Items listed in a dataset

• • •

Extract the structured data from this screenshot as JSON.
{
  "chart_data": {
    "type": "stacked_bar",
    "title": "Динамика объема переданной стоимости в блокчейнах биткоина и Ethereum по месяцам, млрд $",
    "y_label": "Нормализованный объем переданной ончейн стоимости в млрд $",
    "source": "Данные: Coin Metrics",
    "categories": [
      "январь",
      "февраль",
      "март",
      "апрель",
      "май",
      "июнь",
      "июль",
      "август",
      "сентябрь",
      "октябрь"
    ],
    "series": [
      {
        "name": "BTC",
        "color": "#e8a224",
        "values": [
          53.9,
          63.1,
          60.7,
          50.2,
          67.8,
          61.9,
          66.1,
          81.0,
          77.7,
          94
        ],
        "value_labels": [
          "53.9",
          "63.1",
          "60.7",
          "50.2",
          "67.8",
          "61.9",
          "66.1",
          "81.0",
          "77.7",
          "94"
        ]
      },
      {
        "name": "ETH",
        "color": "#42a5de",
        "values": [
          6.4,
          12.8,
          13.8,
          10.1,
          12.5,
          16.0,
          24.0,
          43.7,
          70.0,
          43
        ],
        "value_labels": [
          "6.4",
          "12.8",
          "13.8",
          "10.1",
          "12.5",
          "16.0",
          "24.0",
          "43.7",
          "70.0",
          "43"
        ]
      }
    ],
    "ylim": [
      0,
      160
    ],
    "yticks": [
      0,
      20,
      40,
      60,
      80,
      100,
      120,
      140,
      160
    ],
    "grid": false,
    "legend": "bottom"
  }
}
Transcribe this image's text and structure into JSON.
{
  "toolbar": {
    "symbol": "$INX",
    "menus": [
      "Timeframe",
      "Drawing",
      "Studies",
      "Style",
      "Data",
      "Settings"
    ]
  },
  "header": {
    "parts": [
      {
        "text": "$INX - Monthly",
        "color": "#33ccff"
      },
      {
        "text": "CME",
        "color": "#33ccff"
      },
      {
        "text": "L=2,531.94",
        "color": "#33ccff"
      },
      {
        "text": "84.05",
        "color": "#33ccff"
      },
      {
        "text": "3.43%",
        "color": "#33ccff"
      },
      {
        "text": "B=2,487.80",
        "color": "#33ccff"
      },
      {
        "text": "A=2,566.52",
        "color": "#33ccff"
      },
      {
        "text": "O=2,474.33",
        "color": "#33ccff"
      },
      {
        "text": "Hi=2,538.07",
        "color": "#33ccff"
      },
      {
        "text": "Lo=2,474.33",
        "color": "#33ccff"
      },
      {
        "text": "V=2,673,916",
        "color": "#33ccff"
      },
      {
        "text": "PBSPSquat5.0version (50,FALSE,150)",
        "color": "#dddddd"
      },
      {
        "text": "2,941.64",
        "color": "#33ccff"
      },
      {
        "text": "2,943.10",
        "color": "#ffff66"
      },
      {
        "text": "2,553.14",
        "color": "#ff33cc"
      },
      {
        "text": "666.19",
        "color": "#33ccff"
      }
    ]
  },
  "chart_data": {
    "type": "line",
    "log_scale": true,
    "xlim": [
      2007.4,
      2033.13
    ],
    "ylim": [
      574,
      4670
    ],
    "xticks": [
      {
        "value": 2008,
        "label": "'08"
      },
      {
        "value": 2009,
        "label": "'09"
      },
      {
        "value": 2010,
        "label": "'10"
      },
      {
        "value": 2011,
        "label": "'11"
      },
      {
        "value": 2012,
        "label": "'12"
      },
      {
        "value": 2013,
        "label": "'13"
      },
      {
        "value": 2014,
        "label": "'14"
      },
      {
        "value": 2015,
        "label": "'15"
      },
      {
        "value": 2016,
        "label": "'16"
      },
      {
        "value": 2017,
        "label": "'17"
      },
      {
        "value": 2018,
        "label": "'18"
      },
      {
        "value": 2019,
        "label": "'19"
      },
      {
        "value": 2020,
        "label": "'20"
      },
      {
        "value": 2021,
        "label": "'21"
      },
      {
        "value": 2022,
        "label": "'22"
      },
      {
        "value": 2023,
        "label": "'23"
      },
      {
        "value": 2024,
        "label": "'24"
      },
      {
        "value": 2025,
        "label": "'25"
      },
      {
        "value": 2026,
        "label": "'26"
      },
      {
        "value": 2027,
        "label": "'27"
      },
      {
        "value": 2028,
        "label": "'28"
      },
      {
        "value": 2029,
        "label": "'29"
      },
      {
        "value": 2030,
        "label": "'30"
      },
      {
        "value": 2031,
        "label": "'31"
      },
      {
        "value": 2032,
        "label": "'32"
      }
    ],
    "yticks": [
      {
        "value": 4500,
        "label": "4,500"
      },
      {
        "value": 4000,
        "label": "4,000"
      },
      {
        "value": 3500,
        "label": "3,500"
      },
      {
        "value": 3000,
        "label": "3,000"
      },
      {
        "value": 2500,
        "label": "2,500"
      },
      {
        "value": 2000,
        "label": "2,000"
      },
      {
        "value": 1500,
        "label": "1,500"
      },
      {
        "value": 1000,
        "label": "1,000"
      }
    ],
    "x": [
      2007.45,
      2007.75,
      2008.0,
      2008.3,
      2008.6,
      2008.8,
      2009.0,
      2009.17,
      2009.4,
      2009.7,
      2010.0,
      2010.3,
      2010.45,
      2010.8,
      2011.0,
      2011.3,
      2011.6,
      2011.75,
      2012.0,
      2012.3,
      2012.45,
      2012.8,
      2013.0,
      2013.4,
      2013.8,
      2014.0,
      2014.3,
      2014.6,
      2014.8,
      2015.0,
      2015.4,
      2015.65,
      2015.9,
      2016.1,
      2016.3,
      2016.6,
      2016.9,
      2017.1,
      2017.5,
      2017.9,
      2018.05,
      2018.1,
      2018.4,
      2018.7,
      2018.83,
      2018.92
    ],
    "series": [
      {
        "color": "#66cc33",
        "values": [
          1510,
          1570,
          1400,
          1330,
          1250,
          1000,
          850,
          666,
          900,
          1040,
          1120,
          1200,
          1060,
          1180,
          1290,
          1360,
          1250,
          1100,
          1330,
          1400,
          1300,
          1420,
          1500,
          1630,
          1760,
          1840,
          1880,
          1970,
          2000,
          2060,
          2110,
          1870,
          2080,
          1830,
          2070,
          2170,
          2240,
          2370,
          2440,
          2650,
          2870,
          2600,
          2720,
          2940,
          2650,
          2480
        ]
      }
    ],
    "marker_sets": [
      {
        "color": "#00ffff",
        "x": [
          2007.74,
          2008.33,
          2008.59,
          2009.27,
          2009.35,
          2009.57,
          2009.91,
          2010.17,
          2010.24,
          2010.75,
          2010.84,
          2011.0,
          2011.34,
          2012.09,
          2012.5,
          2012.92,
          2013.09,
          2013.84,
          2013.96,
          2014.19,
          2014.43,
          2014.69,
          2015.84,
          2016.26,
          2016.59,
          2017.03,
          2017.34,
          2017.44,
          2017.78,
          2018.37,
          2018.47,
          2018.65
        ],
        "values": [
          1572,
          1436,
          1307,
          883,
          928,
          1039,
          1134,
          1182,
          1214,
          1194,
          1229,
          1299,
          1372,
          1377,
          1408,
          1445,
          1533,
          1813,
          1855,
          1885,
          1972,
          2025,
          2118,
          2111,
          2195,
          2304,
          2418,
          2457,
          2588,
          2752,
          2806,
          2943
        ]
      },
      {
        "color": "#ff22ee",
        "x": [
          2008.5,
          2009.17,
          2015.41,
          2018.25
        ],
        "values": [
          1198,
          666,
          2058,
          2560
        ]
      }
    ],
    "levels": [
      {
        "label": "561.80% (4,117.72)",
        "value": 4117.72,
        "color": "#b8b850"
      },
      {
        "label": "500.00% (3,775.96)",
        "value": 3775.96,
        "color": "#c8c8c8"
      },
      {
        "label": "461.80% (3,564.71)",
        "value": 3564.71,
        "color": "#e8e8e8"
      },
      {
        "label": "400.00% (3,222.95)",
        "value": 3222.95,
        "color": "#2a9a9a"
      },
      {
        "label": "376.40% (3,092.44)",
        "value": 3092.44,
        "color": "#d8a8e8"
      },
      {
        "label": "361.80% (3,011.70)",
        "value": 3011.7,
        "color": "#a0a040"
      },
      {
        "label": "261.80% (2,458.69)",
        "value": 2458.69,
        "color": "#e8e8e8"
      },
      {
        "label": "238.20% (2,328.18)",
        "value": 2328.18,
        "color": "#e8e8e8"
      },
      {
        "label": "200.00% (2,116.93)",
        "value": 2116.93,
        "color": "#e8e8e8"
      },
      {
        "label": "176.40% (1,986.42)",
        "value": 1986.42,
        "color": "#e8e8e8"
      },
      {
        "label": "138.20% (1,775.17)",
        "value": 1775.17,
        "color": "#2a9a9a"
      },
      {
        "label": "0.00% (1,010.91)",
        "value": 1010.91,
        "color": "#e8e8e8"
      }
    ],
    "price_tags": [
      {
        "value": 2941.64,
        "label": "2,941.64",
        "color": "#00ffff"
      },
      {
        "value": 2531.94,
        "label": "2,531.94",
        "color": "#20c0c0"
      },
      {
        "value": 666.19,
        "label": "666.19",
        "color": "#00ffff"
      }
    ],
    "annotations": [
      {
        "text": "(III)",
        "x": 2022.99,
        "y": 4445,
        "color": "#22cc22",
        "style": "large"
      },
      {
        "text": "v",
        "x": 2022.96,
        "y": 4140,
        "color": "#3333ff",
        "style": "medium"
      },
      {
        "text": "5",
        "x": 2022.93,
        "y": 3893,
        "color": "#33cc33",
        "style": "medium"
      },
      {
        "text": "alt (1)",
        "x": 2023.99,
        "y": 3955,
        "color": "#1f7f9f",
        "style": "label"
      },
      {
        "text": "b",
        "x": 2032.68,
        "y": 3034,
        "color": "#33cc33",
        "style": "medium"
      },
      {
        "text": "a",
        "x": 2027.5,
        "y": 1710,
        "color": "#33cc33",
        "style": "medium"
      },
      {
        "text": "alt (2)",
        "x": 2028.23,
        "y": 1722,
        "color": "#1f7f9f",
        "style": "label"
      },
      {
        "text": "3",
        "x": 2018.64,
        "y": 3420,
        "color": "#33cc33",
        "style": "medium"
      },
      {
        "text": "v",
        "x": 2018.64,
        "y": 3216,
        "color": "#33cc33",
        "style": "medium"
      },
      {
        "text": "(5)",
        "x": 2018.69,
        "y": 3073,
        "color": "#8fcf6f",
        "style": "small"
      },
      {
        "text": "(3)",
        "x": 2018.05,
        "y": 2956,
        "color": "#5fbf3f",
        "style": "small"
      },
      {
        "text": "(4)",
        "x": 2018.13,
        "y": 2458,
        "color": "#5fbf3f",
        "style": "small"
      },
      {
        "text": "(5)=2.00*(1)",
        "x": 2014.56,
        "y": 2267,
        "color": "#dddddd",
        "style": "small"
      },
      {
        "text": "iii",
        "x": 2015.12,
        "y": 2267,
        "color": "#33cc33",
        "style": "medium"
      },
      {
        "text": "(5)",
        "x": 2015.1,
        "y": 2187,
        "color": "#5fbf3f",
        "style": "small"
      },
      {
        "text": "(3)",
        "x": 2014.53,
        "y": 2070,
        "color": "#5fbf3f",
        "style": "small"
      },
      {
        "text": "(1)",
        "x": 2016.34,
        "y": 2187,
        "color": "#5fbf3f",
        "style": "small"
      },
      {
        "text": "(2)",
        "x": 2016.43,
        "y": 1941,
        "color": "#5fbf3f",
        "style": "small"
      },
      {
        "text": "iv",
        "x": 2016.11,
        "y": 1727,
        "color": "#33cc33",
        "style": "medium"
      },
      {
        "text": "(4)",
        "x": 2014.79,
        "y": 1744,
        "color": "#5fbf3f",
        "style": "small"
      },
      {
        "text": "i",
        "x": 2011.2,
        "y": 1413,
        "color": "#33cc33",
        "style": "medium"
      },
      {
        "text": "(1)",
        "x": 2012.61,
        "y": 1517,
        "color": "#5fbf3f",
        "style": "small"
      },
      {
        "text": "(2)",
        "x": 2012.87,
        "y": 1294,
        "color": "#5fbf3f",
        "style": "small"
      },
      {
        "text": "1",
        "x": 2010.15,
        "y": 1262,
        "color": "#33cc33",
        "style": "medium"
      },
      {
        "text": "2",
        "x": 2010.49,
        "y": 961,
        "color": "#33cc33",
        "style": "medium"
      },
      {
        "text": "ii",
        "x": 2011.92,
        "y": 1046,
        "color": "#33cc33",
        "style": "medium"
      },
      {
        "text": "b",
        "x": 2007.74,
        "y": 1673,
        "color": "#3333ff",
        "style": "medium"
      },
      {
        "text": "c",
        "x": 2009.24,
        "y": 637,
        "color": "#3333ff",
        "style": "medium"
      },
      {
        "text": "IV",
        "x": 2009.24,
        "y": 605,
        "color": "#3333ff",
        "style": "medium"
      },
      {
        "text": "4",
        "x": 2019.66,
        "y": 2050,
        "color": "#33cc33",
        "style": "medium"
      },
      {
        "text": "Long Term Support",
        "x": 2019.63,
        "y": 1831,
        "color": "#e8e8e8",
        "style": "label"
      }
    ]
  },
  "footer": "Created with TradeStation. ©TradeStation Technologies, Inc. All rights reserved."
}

• • •

#### [Problem to work on]
Count the lines above that contain the word "переданной", and reply with only that number.

#### [Final result]
2